■ **Stated exercise**:
Pull out each line of the records holding the string "Class".

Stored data
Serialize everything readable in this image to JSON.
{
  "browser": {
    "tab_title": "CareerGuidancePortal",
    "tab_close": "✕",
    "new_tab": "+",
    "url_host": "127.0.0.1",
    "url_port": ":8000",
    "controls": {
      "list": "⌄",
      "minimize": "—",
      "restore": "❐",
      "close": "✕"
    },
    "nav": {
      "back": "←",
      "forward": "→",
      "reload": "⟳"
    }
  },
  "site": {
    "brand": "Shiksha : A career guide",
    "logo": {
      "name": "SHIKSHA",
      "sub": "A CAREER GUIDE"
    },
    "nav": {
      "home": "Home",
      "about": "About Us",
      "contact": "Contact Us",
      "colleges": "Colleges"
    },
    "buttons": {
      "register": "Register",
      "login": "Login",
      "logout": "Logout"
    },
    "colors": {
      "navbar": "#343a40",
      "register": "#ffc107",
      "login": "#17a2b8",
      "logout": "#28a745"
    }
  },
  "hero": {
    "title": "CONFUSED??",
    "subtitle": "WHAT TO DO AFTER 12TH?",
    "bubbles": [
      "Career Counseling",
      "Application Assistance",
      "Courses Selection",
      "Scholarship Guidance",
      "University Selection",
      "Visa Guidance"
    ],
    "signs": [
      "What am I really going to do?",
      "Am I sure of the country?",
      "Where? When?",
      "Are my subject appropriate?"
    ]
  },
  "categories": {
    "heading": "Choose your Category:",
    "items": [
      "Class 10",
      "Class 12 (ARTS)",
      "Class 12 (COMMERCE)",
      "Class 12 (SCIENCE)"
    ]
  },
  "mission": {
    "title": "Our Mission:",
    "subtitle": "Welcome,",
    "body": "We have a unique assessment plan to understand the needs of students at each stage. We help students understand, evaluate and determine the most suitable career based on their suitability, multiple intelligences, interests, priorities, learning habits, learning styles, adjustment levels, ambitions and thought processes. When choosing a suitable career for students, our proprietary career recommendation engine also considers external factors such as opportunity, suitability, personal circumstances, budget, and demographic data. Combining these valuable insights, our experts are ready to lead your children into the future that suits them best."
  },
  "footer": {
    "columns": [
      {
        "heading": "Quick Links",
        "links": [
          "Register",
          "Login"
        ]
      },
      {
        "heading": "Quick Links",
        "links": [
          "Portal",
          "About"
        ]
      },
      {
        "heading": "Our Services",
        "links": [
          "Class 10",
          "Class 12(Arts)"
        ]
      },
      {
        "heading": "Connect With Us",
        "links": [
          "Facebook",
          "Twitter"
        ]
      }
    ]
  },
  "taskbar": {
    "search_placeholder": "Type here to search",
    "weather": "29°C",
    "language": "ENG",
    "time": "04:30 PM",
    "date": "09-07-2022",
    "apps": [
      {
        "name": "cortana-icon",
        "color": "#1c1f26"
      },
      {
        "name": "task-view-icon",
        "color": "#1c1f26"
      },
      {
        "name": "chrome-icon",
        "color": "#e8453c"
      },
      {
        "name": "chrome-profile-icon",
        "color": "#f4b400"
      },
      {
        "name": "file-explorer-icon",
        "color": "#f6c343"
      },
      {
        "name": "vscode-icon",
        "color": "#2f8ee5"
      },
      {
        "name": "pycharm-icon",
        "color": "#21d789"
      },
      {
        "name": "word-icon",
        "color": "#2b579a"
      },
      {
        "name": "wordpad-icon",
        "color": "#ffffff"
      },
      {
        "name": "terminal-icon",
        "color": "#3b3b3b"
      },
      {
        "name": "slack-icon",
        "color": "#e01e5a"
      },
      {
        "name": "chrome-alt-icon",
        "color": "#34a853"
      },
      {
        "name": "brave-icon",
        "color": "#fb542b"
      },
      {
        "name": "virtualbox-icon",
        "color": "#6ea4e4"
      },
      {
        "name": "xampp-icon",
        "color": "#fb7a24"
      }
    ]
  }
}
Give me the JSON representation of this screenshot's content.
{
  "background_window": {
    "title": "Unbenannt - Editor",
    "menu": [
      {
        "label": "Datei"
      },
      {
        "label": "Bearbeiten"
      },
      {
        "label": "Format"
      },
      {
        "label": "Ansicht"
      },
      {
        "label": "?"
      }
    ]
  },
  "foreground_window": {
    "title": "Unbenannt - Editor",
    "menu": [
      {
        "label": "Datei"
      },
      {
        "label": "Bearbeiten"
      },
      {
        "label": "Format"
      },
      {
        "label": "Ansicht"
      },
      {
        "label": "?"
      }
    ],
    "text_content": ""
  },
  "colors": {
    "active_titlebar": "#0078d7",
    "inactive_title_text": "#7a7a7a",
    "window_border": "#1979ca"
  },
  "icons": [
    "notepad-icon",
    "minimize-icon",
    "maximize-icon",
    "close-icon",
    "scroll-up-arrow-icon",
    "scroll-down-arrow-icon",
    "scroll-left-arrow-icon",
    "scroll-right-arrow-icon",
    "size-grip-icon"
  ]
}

■ **In response**:
      "Class 10",
      "Class 12 (ARTS)",
      "Class 12 (COMMERCE)",
      "Class 12 (SCIENCE)"
          "Class 10",
          "Class 12(Arts)"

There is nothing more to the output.